---------- SUPPLIED INFORMATION ----------

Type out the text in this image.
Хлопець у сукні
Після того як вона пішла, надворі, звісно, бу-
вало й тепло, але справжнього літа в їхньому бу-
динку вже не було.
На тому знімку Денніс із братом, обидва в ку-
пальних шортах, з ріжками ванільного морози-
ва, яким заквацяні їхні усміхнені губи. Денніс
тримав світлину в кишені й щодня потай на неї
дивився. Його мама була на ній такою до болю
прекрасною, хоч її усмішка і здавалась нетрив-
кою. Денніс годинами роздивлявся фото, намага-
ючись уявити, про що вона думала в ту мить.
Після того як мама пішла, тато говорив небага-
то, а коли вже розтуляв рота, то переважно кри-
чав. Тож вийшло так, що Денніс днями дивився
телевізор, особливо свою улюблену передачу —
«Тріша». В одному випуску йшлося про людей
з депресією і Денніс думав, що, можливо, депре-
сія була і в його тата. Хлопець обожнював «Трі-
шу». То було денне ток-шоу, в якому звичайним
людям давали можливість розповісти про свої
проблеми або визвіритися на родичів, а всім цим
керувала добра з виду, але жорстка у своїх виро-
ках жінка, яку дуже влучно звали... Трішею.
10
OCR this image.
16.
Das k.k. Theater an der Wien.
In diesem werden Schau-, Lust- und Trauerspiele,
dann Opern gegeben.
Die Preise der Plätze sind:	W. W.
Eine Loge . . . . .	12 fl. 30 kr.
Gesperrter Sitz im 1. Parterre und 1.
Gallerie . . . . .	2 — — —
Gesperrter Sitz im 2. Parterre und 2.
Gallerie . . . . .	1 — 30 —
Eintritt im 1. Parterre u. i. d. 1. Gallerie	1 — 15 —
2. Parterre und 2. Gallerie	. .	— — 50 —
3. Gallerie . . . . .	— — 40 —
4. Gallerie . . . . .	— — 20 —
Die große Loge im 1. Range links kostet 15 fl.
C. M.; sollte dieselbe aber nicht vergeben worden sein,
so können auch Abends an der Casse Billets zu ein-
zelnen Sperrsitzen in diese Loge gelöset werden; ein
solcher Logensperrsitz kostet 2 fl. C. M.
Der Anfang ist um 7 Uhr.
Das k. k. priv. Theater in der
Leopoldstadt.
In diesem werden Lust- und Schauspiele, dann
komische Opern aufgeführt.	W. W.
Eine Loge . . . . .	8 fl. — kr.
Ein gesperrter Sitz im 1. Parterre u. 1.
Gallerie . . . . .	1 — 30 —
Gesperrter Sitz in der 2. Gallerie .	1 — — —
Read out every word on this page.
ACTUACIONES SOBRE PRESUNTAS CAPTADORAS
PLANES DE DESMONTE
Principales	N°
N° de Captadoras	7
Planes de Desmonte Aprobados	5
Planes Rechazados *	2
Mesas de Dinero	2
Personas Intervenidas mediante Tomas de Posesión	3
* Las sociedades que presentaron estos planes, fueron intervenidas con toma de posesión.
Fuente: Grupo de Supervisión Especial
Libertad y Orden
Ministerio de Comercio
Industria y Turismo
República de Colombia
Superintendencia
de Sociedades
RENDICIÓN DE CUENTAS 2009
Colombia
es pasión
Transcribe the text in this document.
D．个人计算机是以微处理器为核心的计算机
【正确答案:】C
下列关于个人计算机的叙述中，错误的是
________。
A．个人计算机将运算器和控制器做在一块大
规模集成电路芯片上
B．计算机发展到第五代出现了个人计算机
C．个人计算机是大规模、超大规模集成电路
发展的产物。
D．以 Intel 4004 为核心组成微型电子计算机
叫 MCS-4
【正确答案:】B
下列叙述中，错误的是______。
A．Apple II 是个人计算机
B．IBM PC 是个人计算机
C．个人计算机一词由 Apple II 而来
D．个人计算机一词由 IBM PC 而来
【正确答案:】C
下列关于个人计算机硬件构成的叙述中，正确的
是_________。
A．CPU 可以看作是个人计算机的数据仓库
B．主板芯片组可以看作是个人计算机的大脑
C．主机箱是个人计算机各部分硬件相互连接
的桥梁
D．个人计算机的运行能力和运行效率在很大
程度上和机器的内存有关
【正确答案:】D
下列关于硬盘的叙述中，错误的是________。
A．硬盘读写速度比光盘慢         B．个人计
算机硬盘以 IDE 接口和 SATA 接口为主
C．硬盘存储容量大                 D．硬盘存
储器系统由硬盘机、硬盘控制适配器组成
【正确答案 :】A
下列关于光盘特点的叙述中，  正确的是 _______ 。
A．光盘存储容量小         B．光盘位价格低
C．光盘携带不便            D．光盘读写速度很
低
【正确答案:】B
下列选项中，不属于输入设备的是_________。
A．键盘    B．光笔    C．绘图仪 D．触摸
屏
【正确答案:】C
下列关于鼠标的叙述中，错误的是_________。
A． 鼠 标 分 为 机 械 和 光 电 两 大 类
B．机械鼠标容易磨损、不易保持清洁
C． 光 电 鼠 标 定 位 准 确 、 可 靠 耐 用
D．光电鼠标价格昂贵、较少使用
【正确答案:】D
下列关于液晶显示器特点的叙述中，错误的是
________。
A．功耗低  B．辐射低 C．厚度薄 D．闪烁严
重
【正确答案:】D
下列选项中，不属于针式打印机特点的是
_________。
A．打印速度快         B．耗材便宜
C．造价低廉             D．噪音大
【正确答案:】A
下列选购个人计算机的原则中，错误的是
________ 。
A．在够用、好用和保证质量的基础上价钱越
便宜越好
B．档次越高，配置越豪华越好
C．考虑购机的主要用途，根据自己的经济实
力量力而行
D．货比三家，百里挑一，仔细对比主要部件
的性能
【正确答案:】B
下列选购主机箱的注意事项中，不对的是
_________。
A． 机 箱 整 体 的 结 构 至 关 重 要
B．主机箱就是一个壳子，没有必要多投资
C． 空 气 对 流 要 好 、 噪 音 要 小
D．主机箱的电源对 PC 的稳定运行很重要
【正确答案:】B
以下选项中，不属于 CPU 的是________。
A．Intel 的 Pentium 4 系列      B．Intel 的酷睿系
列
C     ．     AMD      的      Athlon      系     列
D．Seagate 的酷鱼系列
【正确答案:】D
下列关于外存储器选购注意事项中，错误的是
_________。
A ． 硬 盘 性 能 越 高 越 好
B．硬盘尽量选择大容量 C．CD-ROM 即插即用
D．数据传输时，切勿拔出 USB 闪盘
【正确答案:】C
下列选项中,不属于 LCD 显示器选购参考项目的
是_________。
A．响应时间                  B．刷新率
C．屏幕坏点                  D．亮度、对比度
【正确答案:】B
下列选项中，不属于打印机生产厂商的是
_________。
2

----------

WHAT THE TASK ASKS —
Your task is to repeat the data exactly, with nothing left out.

OUTPUT BELOW —
Type out the text in this image.
Хлопець у сукні
Після того як вона пішла, надворі, звісно, бу-
вало й тепло, але справжнього літа в їхньому бу-
динку вже не було.
На тому знімку Денніс із братом, обидва в ку-
пальних шортах, з ріжками ванільного морози-
ва, яким заквацяні їхні усміхнені губи. Денніс
тримав світлину в кишені й щодня потай на неї
дивився. Його мама була на ній такою до болю
прекрасною, хоч її усмішка і здавалась нетрив-
кою. Денніс годинами роздивлявся фото, намага-
ючись уявити, про що вона думала в ту мить.
Після того як мама пішла, тато говорив небага-
то, а коли вже розтуляв рота, то переважно кри-
чав. Тож вийшло так, що Денніс днями дивився
телевізор, особливо свою улюблену передачу —
«Тріша». В одному випуску йшлося про людей
з депресією і Денніс думав, що, можливо, депре-
сія була і в його тата. Хлопець обожнював «Трі-
шу». То було денне ток-шоу, в якому звичайним
людям давали можливість розповісти про свої
проблеми або визвіритися на родичів, а всім цим
керувала добра з виду, але жорстка у своїх виро-
ках жінка, яку дуже влучно звали... Трішею.
10
OCR this image.
16.
Das k.k. Theater an der Wien.
In diesem werden Schau-, Lust- und Trauerspiele,
dann Opern gegeben.
Die Preise der Plätze sind:	W. W.
Eine Loge . . . . .	12 fl. 30 kr.
Gesperrter Sitz im 1. Parterre und 1.
Gallerie . . . . .	2 — — —
Gesperrter Sitz im 2. Parterre und 2.
Gallerie . . . . .	1 — 30 —
Eintritt im 1. Parterre u. i. d. 1. Gallerie	1 — 15 —
2. Parterre und 2. Gallerie	. .	— — 50 —
3. Gallerie . . . . .	— — 40 —
4. Gallerie . . . . .	— — 20 —
Die große Loge im 1. Range links kostet 15 fl.
C. M.; sollte dieselbe aber nicht vergeben worden sein,
so können auch Abends an der Casse Billets zu ein-
zelnen Sperrsitzen in diese Loge gelöset werden; ein
solcher Logensperrsitz kostet 2 fl. C. M.
Der Anfang ist um 7 Uhr.
Das k. k. priv. Theater in der
Leopoldstadt.
In diesem werden Lust- und Schauspiele, dann
komische Opern aufgeführt.	W. W.
Eine Loge . . . . .	8 fl. — kr.
Ein gesperrter Sitz im 1. Parterre u. 1.
Gallerie . . . . .	1 — 30 —
Gesperrter Sitz in der 2. Gallerie .	1 — — —
Read out every word on this page.
ACTUACIONES SOBRE PRESUNTAS CAPTADORAS
PLANES DE DESMONTE
Principales	N°
N° de Captadoras	7
Planes de Desmonte Aprobados	5
Planes Rechazados *	2
Mesas de Dinero	2
Personas Intervenidas mediante Tomas de Posesión	3
* Las sociedades que presentaron estos planes, fueron intervenidas con toma de posesión.
Fuente: Grupo de Supervisión Especial
Libertad y Orden
Ministerio de Comercio
Industria y Turismo
República de Colombia
Superintendencia
de Sociedades
RENDICIÓN DE CUENTAS 2009
Colombia
es pasión
Transcribe the text in this document.
D．个人计算机是以微处理器为核心的计算机
【正确答案:】C
下列关于个人计算机的叙述中，错误的是
________。
A．个人计算机将运算器和控制器做在一块大
规模集成电路芯片上
B．计算机发展到第五代出现了个人计算机
C．个人计算机是大规模、超大规模集成电路
发展的产物。
D．以 Intel 4004 为核心组成微型电子计算机
叫 MCS-4
【正确答案:】B
下列叙述中，错误的是______。
A．Apple II 是个人计算机
B．IBM PC 是个人计算机
C．个人计算机一词由 Apple II 而来
D．个人计算机一词由 IBM PC 而来
【正确答案:】C
下列关于个人计算机硬件构成的叙述中，正确的
是_________。
A．CPU 可以看作是个人计算机的数据仓库
B．主板芯片组可以看作是个人计算机的大脑
C．主机箱是个人计算机各部分硬件相互连接
的桥梁
D．个人计算机的运行能力和运行效率在很大
程度上和机器的内存有关
【正确答案:】D
下列关于硬盘的叙述中，错误的是________。
A．硬盘读写速度比光盘慢         B．个人计
算机硬盘以 IDE 接口和 SATA 接口为主
C．硬盘存储容量大                 D．硬盘存
储器系统由硬盘机、硬盘控制适配器组成
【正确答案 :】A
下列关于光盘特点的叙述中，  正确的是 _______ 。
A．光盘存储容量小         B．光盘位价格低
C．光盘携带不便            D．光盘读写速度很
低
【正确答案:】B
下列选项中，不属于输入设备的是_________。
A．键盘    B．光笔    C．绘图仪 D．触摸
屏
【正确答案:】C
下列关于鼠标的叙述中，错误的是_________。
A． 鼠 标 分 为 机 械 和 光 电 两 大 类
B．机械鼠标容易磨损、不易保持清洁
C． 光 电 鼠 标 定 位 准 确 、 可 靠 耐 用
D．光电鼠标价格昂贵、较少使用
【正确答案:】D
下列关于液晶显示器特点的叙述中，错误的是
________。
A．功耗低  B．辐射低 C．厚度薄 D．闪烁严
重
【正确答案:】D
下列选项中，不属于针式打印机特点的是
_________。
A．打印速度快         B．耗材便宜
C．造价低廉             D．噪音大
【正确答案:】A
下列选购个人计算机的原则中，错误的是
________ 。
A．在够用、好用和保证质量的基础上价钱越
便宜越好
B．档次越高，配置越豪华越好
C．考虑购机的主要用途，根据自己的经济实
力量力而行
D．货比三家，百里挑一，仔细对比主要部件
的性能
【正确答案:】B
下列选购主机箱的注意事项中，不对的是
_________。
A． 机 箱 整 体 的 结 构 至 关 重 要
B．主机箱就是一个壳子，没有必要多投资
C． 空 气 对 流 要 好 、 噪 音 要 小
D．主机箱的电源对 PC 的稳定运行很重要
【正确答案:】B
以下选项中，不属于 CPU 的是________。
A．Intel 的 Pentium 4 系列      B．Intel 的酷睿系
列
C     ．     AMD      的      Athlon      系     列
D．Seagate 的酷鱼系列
【正确答案:】D
下列关于外存储器选购注意事项中，错误的是
_________。
A ． 硬 盘 性 能 越 高 越 好
B．硬盘尽量选择大容量 C．CD-ROM 即插即用
D．数据传输时，切勿拔出 USB 闪盘
【正确答案:】C
下列选项中,不属于 LCD 显示器选购参考项目的
是_________。
A．响应时间                  B．刷新率
C．屏幕坏点                  D．亮度、对比度
【正确答案:】B
下列选项中，不属于打印机生产厂商的是
_________。
2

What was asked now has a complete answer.